Requirement –
Extract all lines containing "Science".

Data for this exercise –
** Begin **

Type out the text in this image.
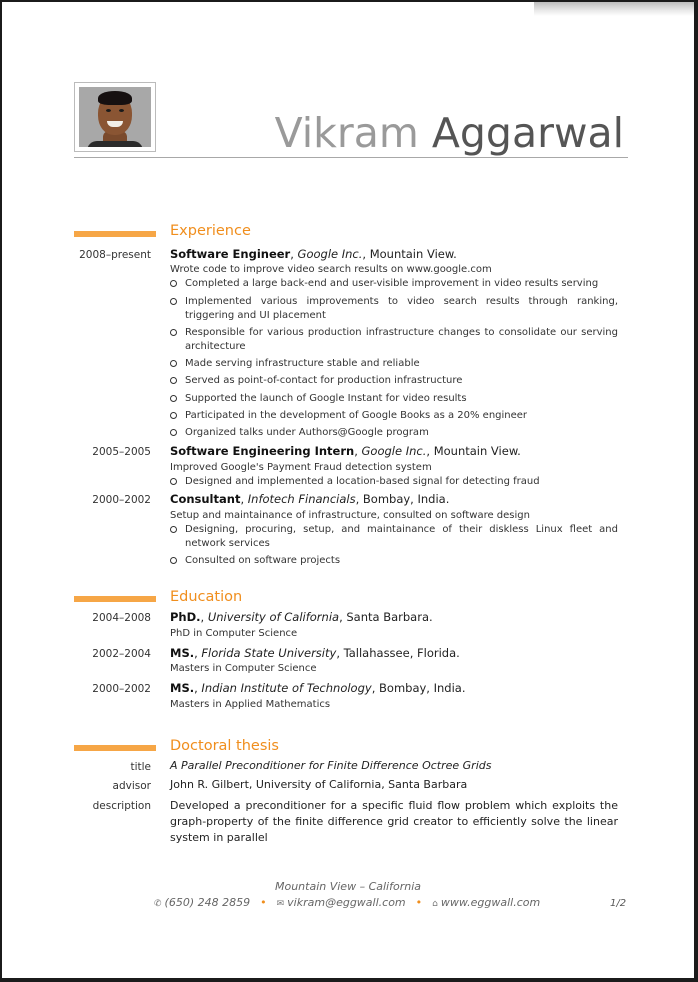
Vikram Aggarwal
Experience
2008–present Software Engineer, Google Inc., Mountain View.
Wrote code to improve video search results on www.google.com
Completed a large back-end and user-visible improvement in video results serving
Implemented various improvements to video search results through ranking, triggering and UI placement
Responsible for various production infrastructure changes to consolidate our serving architecture
Made serving infrastructure stable and reliable
Served as point-of-contact for production infrastructure
Supported the launch of Google Instant for video results
Participated in the development of Google Books as a 20% engineer
Organized talks under Authors@Google program
2005–2005 Software Engineering Intern, Google Inc., Mountain View.
Improved Google's Payment Fraud detection system
Designed and implemented a location-based signal for detecting fraud
2000–2002 Consultant, Infotech Financials, Bombay, India.
Setup and maintainance of infrastructure, consulted on software design
Designing, procuring, setup, and maintainance of their diskless Linux fleet and network services
Consulted on software projects
Education
2004–2008 PhD., University of California, Santa Barbara.
PhD in Computer Science
2002–2004 MS., Florida State University, Tallahassee, Florida.
Masters in Computer Science
2000–2002 MS., Indian Institute of Technology, Bombay, India.
Masters in Applied Mathematics
Doctoral thesis
title A Parallel Preconditioner for Finite Difference Octree Grids
advisor John R. Gilbert, University of California, Santa Barbara
description Developed a preconditioner for a specific fluid flow problem which exploits the graph-property of the finite difference grid creator to efficiently solve the linear system in parallel
Mountain View – California
✆ (650) 248 2859 • ✉ vikram@eggwall.com • ⌂ www.eggwall.com	1/2
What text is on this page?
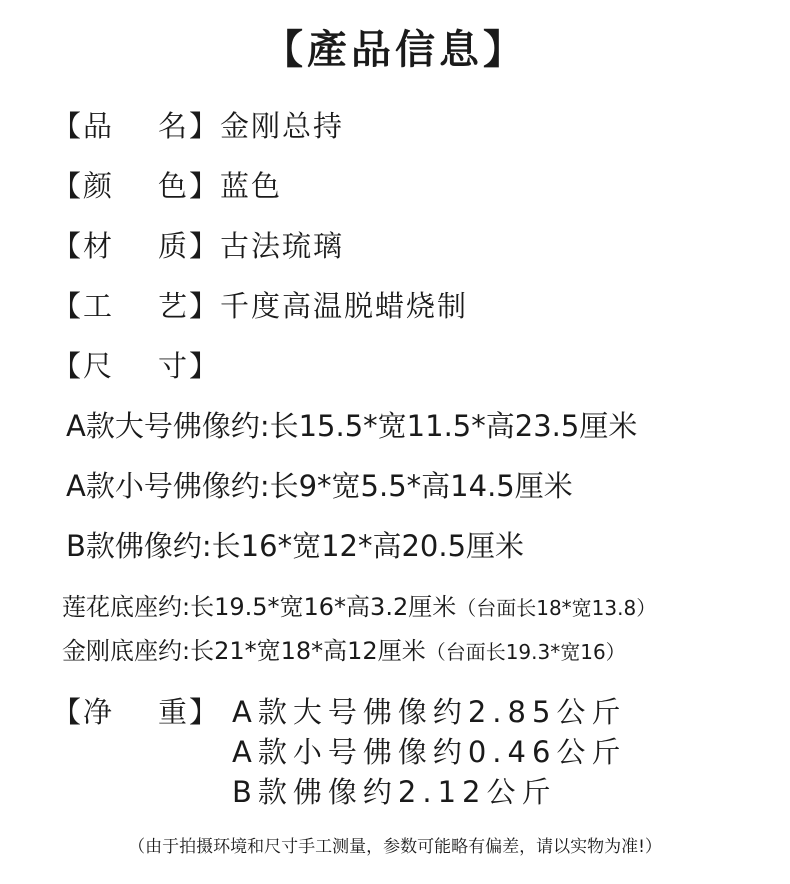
【產品信息】
【品 名】金刚总持
【颜 色】蓝色
【材 质】古法琉璃
【工 艺】千度高温脱蜡烧制
【尺 寸】
A款大号佛像约:长15.5*宽11.5*高23.5厘米
A款小号佛像约:长9*宽5.5*高14.5厘米
B款佛像约:长16*宽12*高20.5厘米
莲花底座约:长19.5*宽16*高3.2厘米（台面长18*宽13.8）
金刚底座约:长21*宽18*高12厘米（台面长19.3*宽16）
【净 重】 A款大号佛像约2.85公斤
A款小号佛像约0.46公斤
B款佛像约2.12公斤
（由于拍摄环境和尺寸手工测量，参数可能略有偏差，请以实物为准!）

** End **

Correct result –
PhD in Computer Science
Masters in Computer Science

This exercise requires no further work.